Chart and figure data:
* * * * * * *

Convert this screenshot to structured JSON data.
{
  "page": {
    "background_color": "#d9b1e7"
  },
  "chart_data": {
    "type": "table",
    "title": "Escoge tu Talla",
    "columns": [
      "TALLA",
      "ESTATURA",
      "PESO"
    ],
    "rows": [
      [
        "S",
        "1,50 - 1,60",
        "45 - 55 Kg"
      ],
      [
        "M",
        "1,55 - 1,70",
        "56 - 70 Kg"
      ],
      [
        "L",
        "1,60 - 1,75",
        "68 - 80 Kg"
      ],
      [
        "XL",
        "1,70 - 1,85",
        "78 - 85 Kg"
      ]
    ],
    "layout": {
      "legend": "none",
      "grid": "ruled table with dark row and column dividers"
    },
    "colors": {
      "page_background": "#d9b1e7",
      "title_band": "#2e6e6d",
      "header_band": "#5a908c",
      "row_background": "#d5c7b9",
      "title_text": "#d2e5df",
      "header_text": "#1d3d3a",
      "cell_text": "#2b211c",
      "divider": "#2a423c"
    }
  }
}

* * * * * * *

* YOUR OBJECTIVE
Print the records once more, exactly as they were given.

* THE OUTPUT
Convert this screenshot to structured JSON data.
{
  "page": {
    "background_color": "#d9b1e7"
  },
  "chart_data": {
    "type": "table",
    "title": "Escoge tu Talla",
    "columns": [
      "TALLA",
      "ESTATURA",
      "PESO"
    ],
    "rows": [
      [
        "S",
        "1,50 - 1,60",
        "45 - 55 Kg"
      ],
      [
        "M",
        "1,55 - 1,70",
        "56 - 70 Kg"
      ],
      [
        "L",
        "1,60 - 1,75",
        "68 - 80 Kg"
      ],
      [
        "XL",
        "1,70 - 1,85",
        "78 - 85 Kg"
      ]
    ],
    "layout": {
      "legend": "none",
      "grid": "ruled table with dark row and column dividers"
    },
    "colors": {
      "page_background": "#d9b1e7",
      "title_band": "#2e6e6d",
      "header_band": "#5a908c",
      "row_background": "#d5c7b9",
      "title_text": "#d2e5df",
      "header_text": "#1d3d3a",
      "cell_text": "#2b211c",
      "divider": "#2a423c"
    }
  }
}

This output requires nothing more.